Material for the task:
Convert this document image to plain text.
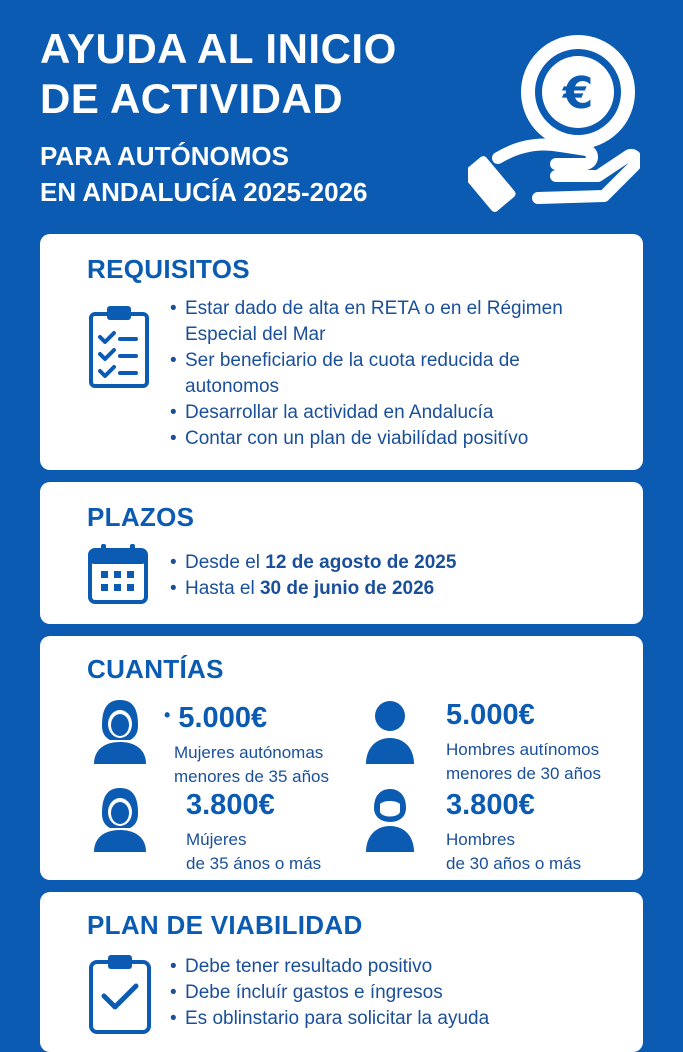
AYUDA AL INICIO

DE ACTIVIDAD

PARA AUTÓNOMOS

EN ANDALUCÍA 2025-2026

€
REQUISITOS
• Estar dado de alta en RETA o en el Régimen Especial del Mar
• Ser beneficiario de la cuota reducida de autonomos
• Desarrollar la actividad en Andalucía
• Contar con un plan de viabilídad positívo
PLAZOS
• Desde el 12 de agosto de 2025
• Hasta el 30 de junio de 2026
CUANTÍAS
• 5.000€
Mujeres autónomas
menores de 35 años
5.000€
Hombres autínomos
menores de 30 años
3.800€
Mújeres
de 35 ános o más
3.800€
Hombres
de 30 años o más
PLAN DE VIABILIDAD
• Debe tener resultado positivo
• Debe íncluír gastos e íngresos
• Es oblinstario para solicitar la ayuda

The exercise:
Write out the material above once more, exactly as it reads, with no pictures.

Finished exercise:
Convert this document image to plain text.
AYUDA AL INICIO

DE ACTIVIDAD

PARA AUTÓNOMOS

EN ANDALUCÍA 2025-2026

€
REQUISITOS
• Estar dado de alta en RETA o en el Régimen Especial del Mar
• Ser beneficiario de la cuota reducida de autonomos
• Desarrollar la actividad en Andalucía
• Contar con un plan de viabilídad positívo
PLAZOS
• Desde el 12 de agosto de 2025
• Hasta el 30 de junio de 2026
CUANTÍAS
• 5.000€
Mujeres autónomas
menores de 35 años
5.000€
Hombres autínomos
menores de 30 años
3.800€
Mújeres
de 35 ános o más
3.800€
Hombres
de 30 años o más
PLAN DE VIABILIDAD
• Debe tener resultado positivo
• Debe íncluír gastos e íngresos
• Es oblinstario para solicitar la ayuda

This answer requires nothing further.